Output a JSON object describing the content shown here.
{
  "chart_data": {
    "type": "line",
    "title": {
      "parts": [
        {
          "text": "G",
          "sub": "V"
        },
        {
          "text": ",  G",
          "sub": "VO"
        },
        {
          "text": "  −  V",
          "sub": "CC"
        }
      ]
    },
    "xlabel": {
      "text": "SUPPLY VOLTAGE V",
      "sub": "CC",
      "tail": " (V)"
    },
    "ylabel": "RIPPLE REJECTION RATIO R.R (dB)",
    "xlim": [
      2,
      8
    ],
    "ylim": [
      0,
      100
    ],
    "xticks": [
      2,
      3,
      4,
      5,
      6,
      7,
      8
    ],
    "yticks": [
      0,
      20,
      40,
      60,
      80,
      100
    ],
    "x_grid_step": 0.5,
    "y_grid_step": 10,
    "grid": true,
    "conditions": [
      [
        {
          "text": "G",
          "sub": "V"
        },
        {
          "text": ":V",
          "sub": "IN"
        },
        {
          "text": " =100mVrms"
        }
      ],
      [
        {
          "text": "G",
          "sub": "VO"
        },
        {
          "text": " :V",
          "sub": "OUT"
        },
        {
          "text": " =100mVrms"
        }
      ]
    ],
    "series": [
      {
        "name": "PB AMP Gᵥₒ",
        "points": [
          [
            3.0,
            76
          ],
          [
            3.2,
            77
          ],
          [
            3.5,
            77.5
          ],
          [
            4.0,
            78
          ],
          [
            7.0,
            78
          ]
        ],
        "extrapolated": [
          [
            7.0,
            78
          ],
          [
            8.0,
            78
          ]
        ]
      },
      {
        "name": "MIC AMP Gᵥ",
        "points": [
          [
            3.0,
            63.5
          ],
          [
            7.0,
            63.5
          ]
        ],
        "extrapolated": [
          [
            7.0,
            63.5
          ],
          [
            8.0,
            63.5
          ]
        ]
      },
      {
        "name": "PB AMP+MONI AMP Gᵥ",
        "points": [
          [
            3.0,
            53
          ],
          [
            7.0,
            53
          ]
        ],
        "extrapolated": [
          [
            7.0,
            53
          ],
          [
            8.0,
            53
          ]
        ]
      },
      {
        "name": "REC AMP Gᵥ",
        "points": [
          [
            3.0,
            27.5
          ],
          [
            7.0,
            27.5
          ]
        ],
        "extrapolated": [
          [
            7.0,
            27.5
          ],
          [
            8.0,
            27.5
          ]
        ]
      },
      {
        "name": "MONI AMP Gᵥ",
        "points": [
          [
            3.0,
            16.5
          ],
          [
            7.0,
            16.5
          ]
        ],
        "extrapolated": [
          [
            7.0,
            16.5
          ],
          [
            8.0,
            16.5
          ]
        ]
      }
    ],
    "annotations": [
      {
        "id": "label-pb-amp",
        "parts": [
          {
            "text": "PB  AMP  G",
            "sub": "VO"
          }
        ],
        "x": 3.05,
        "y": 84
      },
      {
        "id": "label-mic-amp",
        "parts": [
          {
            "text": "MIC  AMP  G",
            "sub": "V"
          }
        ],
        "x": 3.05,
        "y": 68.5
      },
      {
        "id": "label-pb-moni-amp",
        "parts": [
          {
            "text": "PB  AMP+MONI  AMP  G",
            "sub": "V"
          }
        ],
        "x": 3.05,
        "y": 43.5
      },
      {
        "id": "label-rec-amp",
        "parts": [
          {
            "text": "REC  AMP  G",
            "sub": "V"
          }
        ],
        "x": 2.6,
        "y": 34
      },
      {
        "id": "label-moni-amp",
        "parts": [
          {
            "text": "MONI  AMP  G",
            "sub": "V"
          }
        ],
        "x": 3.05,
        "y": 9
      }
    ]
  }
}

▶ **Written problem**
Extract every line above exactly as it stands.

▶ **Output for this exercise**
Output a JSON object describing the content shown here.
{
  "chart_data": {
    "type": "line",
    "title": {
      "parts": [
        {
          "text": "G",
          "sub": "V"
        },
        {
          "text": ",  G",
          "sub": "VO"
        },
        {
          "text": "  −  V",
          "sub": "CC"
        }
      ]
    },
    "xlabel": {
      "text": "SUPPLY VOLTAGE V",
      "sub": "CC",
      "tail": " (V)"
    },
    "ylabel": "RIPPLE REJECTION RATIO R.R (dB)",
    "xlim": [
      2,
      8
    ],
    "ylim": [
      0,
      100
    ],
    "xticks": [
      2,
      3,
      4,
      5,
      6,
      7,
      8
    ],
    "yticks": [
      0,
      20,
      40,
      60,
      80,
      100
    ],
    "x_grid_step": 0.5,
    "y_grid_step": 10,
    "grid": true,
    "conditions": [
      [
        {
          "text": "G",
          "sub": "V"
        },
        {
          "text": ":V",
          "sub": "IN"
        },
        {
          "text": " =100mVrms"
        }
      ],
      [
        {
          "text": "G",
          "sub": "VO"
        },
        {
          "text": " :V",
          "sub": "OUT"
        },
        {
          "text": " =100mVrms"
        }
      ]
    ],
    "series": [
      {
        "name": "PB AMP Gᵥₒ",
        "points": [
          [
            3.0,
            76
          ],
          [
            3.2,
            77
          ],
          [
            3.5,
            77.5
          ],
          [
            4.0,
            78
          ],
          [
            7.0,
            78
          ]
        ],
        "extrapolated": [
          [
            7.0,
            78
          ],
          [
            8.0,
            78
          ]
        ]
      },
      {
        "name": "MIC AMP Gᵥ",
        "points": [
          [
            3.0,
            63.5
          ],
          [
            7.0,
            63.5
          ]
        ],
        "extrapolated": [
          [
            7.0,
            63.5
          ],
          [
            8.0,
            63.5
          ]
        ]
      },
      {
        "name": "PB AMP+MONI AMP Gᵥ",
        "points": [
          [
            3.0,
            53
          ],
          [
            7.0,
            53
          ]
        ],
        "extrapolated": [
          [
            7.0,
            53
          ],
          [
            8.0,
            53
          ]
        ]
      },
      {
        "name": "REC AMP Gᵥ",
        "points": [
          [
            3.0,
            27.5
          ],
          [
            7.0,
            27.5
          ]
        ],
        "extrapolated": [
          [
            7.0,
            27.5
          ],
          [
            8.0,
            27.5
          ]
        ]
      },
      {
        "name": "MONI AMP Gᵥ",
        "points": [
          [
            3.0,
            16.5
          ],
          [
            7.0,
            16.5
          ]
        ],
        "extrapolated": [
          [
            7.0,
            16.5
          ],
          [
            8.0,
            16.5
          ]
        ]
      }
    ],
    "annotations": [
      {
        "id": "label-pb-amp",
        "parts": [
          {
            "text": "PB  AMP  G",
            "sub": "VO"
          }
        ],
        "x": 3.05,
        "y": 84
      },
      {
        "id": "label-mic-amp",
        "parts": [
          {
            "text": "MIC  AMP  G",
            "sub": "V"
          }
        ],
        "x": 3.05,
        "y": 68.5
      },
      {
        "id": "label-pb-moni-amp",
        "parts": [
          {
            "text": "PB  AMP+MONI  AMP  G",
            "sub": "V"
          }
        ],
        "x": 3.05,
        "y": 43.5
      },
      {
        "id": "label-rec-amp",
        "parts": [
          {
            "text": "REC  AMP  G",
            "sub": "V"
          }
        ],
        "x": 2.6,
        "y": 34
      },
      {
        "id": "label-moni-amp",
        "parts": [
          {
            "text": "MONI  AMP  G",
            "sub": "V"
          }
        ],
        "x": 3.05,
        "y": 9
      }
    ]
  }
}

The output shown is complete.